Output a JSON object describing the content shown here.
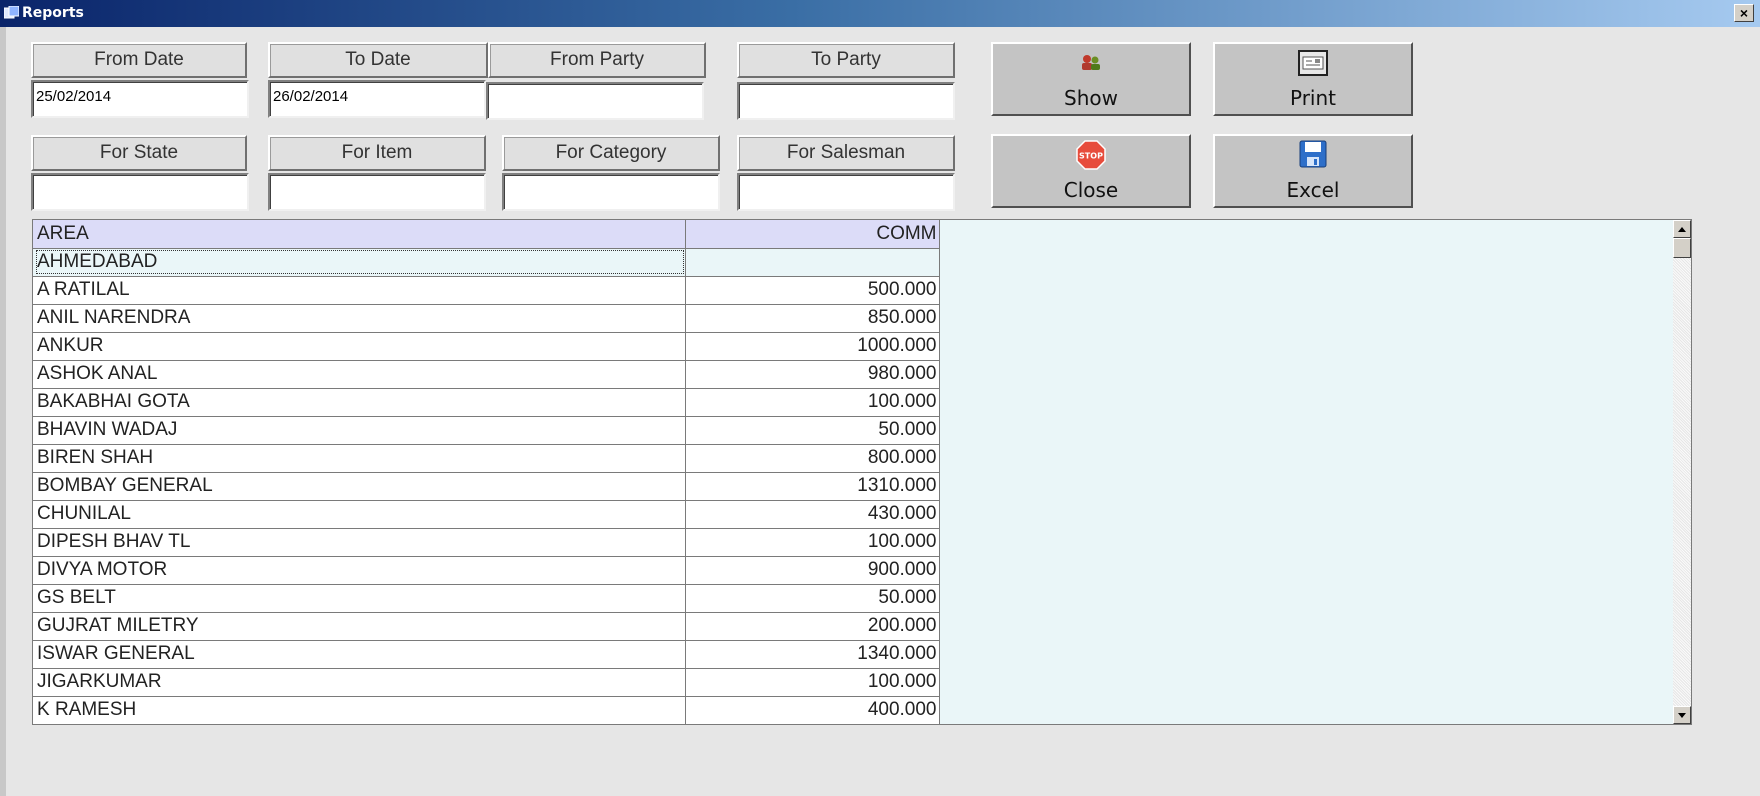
{
  "window": {
    "title": "Reports",
    "close_label": "×"
  },
  "filters": {
    "from_date": {
      "label": "From Date",
      "value": "25/02/2014"
    },
    "to_date": {
      "label": "To Date",
      "value": "26/02/2014"
    },
    "from_party": {
      "label": "From Party",
      "value": ""
    },
    "to_party": {
      "label": "To Party",
      "value": ""
    },
    "for_state": {
      "label": "For State",
      "value": ""
    },
    "for_item": {
      "label": "For Item",
      "value": ""
    },
    "for_category": {
      "label": "For Category",
      "value": ""
    },
    "for_salesman": {
      "label": "For Salesman",
      "value": ""
    }
  },
  "buttons": {
    "show": {
      "label": "Show",
      "icon": "users-icon"
    },
    "print": {
      "label": "Print",
      "icon": "printer-icon"
    },
    "close": {
      "label": "Close",
      "icon": "stop-sign-icon"
    },
    "excel": {
      "label": "Excel",
      "icon": "floppy-disk-icon"
    }
  },
  "grid": {
    "columns": [
      "AREA",
      "COMM"
    ],
    "area_row": {
      "area": "AHMEDABAD",
      "comm": ""
    },
    "rows": [
      {
        "name": "A RATILAL",
        "comm": "500.000"
      },
      {
        "name": "ANIL NARENDRA",
        "comm": "850.000"
      },
      {
        "name": "ANKUR",
        "comm": "1000.000"
      },
      {
        "name": "ASHOK ANAL",
        "comm": "980.000"
      },
      {
        "name": "BAKABHAI GOTA",
        "comm": "100.000"
      },
      {
        "name": "BHAVIN WADAJ",
        "comm": "50.000"
      },
      {
        "name": "BIREN SHAH",
        "comm": "800.000"
      },
      {
        "name": "BOMBAY GENERAL",
        "comm": "1310.000"
      },
      {
        "name": "CHUNILAL",
        "comm": "430.000"
      },
      {
        "name": "DIPESH BHAV TL",
        "comm": "100.000"
      },
      {
        "name": "DIVYA MOTOR",
        "comm": "900.000"
      },
      {
        "name": "GS BELT",
        "comm": "50.000"
      },
      {
        "name": "GUJRAT MILETRY",
        "comm": "200.000"
      },
      {
        "name": "ISWAR GENERAL",
        "comm": "1340.000"
      },
      {
        "name": "JIGARKUMAR",
        "comm": "100.000"
      },
      {
        "name": "K RAMESH",
        "comm": "400.000"
      }
    ]
  }
}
*-*-*
- [Exercise instructions] Pictures are excluded; repeat every record exactly.

- [Solution for this task]
Output a JSON object describing the content shown here.
{
  "window": {
    "title": "Reports",
    "close_label": "×"
  },
  "filters": {
    "from_date": {
      "label": "From Date",
      "value": "25/02/2014"
    },
    "to_date": {
      "label": "To Date",
      "value": "26/02/2014"
    },
    "from_party": {
      "label": "From Party",
      "value": ""
    },
    "to_party": {
      "label": "To Party",
      "value": ""
    },
    "for_state": {
      "label": "For State",
      "value": ""
    },
    "for_item": {
      "label": "For Item",
      "value": ""
    },
    "for_category": {
      "label": "For Category",
      "value": ""
    },
    "for_salesman": {
      "label": "For Salesman",
      "value": ""
    }
  },
  "buttons": {
    "show": {
      "label": "Show",
      "icon": "users-icon"
    },
    "print": {
      "label": "Print",
      "icon": "printer-icon"
    },
    "close": {
      "label": "Close",
      "icon": "stop-sign-icon"
    },
    "excel": {
      "label": "Excel",
      "icon": "floppy-disk-icon"
    }
  },
  "grid": {
    "columns": [
      "AREA",
      "COMM"
    ],
    "area_row": {
      "area": "AHMEDABAD",
      "comm": ""
    },
    "rows": [
      {
        "name": "A RATILAL",
        "comm": "500.000"
      },
      {
        "name": "ANIL NARENDRA",
        "comm": "850.000"
      },
      {
        "name": "ANKUR",
        "comm": "1000.000"
      },
      {
        "name": "ASHOK ANAL",
        "comm": "980.000"
      },
      {
        "name": "BAKABHAI GOTA",
        "comm": "100.000"
      },
      {
        "name": "BHAVIN WADAJ",
        "comm": "50.000"
      },
      {
        "name": "BIREN SHAH",
        "comm": "800.000"
      },
      {
        "name": "BOMBAY GENERAL",
        "comm": "1310.000"
      },
      {
        "name": "CHUNILAL",
        "comm": "430.000"
      },
      {
        "name": "DIPESH BHAV TL",
        "comm": "100.000"
      },
      {
        "name": "DIVYA MOTOR",
        "comm": "900.000"
      },
      {
        "name": "GS BELT",
        "comm": "50.000"
      },
      {
        "name": "GUJRAT MILETRY",
        "comm": "200.000"
      },
      {
        "name": "ISWAR GENERAL",
        "comm": "1340.000"
      },
      {
        "name": "JIGARKUMAR",
        "comm": "100.000"
      },
      {
        "name": "K RAMESH",
        "comm": "400.000"
      }
    ]
  }
}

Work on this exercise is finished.